> **Exercise description**: Select and reproduce each line of the listing below that bears the string "marker".

*** Exercise input

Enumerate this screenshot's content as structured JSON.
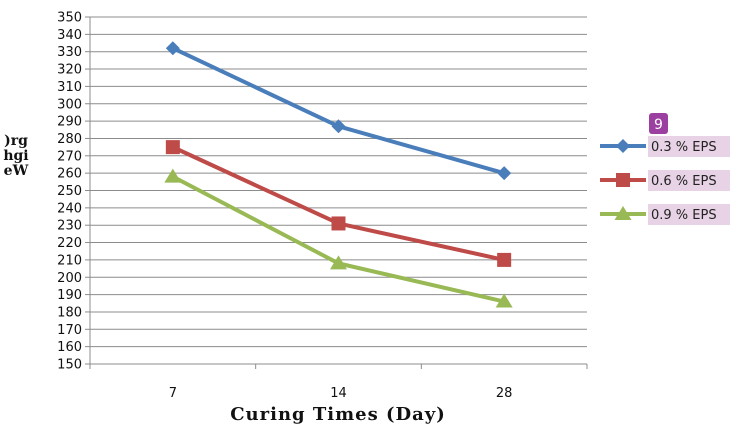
{
  "chart_data": {
    "type": "line",
    "title": "",
    "xlabel": "Curing Times (Day)",
    "ylabel": ")rg\nhgi\neW",
    "categories": [
      "7",
      "14",
      "28"
    ],
    "ylim": [
      150,
      350
    ],
    "yticks": [
      150,
      160,
      170,
      180,
      190,
      200,
      210,
      220,
      230,
      240,
      250,
      260,
      270,
      280,
      290,
      300,
      310,
      320,
      330,
      340,
      350
    ],
    "grid": true,
    "legend_position": "right",
    "badge": "9",
    "series": [
      {
        "name": "0.3 % EPS",
        "values": [
          332,
          287,
          260
        ],
        "color": "#4a7ebb",
        "marker": "diamond"
      },
      {
        "name": "0.6 % EPS",
        "values": [
          275,
          231,
          210
        ],
        "color": "#be4b48",
        "marker": "square"
      },
      {
        "name": "0.9 % EPS",
        "values": [
          258,
          208,
          186
        ],
        "color": "#98b954",
        "marker": "triangle"
      }
    ]
  }
}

******

> **Correct result**:
        "marker": "diamond"
        "marker": "square"
        "marker": "triangle"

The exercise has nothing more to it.